PROBLEMS AND TASKS ->
1. Answer these questions from the text on the Brexit referendum:
(a) On what date will British voters decide on the United Kingdom's membership in the European Union?
(b) How long has the United Kingdom been a member of the European Union?
(c) Whose commentators bring a broader perspective to the question?
2. Write the next part of the text on the Brexit referendum, picking up after its final sentence.

DOCUMENT SEGMENT ->
════════════════════
LONDON – The long phony war about the United Kingdom’s place in Europe is over. An increasingly vicious domestic “Battle for Britain” has been underway for weeks. In a referendum on June 23, British voters will decide whether the UK remains in the European Union or, after more than four decades of membership, negotiates its withdrawal.

Opinion polls are finely balanced. With the EU increasingly seen through the lens of economic crisis, political turmoil, and unwanted migrants, a British exit – or “Brexit” – is a realistic prospect. Indeed, advocates would seem to have the wind at their backs: In an age of widespread anti-establishment rage, their claim that bossy Brussels bureaucrats are to blame for everything wrong with Britain resonates widely, tempting voters to project their personal visions of Utopia onto a post-EU future. The “remain” camp, by contrast, must somehow sell the reality of the EU as it is, warts and all.

While Britain’s debate about its relationship with “Europe” is often insular, Project Syndicate’s commentators bring a broader perspective to the question. They examine not only the likely implications of Brexit, but also how the UK arrived at this point and what the referendum – however it turns out – means for Europe’s future.
════════════════════
[Stored dataset items]
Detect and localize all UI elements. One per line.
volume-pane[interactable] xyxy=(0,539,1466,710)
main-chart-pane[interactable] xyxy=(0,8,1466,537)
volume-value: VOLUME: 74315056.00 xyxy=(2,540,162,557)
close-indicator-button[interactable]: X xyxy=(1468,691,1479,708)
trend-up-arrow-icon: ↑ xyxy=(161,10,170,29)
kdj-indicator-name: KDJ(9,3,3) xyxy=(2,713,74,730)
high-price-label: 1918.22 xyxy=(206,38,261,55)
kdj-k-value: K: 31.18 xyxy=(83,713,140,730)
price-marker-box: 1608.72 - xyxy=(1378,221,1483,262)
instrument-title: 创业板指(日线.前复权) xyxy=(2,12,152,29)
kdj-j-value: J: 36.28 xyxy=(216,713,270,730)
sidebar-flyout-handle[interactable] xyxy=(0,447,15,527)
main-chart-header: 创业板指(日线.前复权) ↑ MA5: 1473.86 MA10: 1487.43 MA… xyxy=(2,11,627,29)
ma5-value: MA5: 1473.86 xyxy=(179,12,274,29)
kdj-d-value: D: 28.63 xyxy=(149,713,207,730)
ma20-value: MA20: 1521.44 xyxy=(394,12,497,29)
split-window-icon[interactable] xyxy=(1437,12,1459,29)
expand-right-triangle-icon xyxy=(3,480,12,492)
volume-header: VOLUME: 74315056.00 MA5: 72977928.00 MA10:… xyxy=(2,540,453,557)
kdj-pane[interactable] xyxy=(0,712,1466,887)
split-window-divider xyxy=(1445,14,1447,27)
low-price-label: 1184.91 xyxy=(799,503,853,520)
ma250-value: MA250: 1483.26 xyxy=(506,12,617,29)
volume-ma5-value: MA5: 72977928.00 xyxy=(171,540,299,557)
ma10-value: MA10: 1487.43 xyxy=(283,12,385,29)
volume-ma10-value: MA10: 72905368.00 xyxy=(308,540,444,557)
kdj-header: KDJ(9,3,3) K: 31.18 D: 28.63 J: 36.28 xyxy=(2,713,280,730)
════════════════════
RESULTS BY TASK ->
1.
(a) June 23
(b) More than four decades
(c) Project Syndicate's

2.
Getting to No

Carl Bildt, who was Sweden’s prime minister when his country joined the EU in 1995, provides an important reminder of what the European project has achieved – and thus what is at stake in the current threat to its integrity. “In the 1970s and 1980s,” he writes, “the magnetic promise of integration helped stabilize democracy in Greece, Spain, and Portugal.” After the collapse of communism, “the promise of EU accession eased, encouraged, and to some extent guided the transition” in Central and Eastern Europe in the 1990s. Likewise, the “soft power of an integrated Europe inspired democratic reform for decades in Turkey” and has had the same effect in Ukraine in recent years.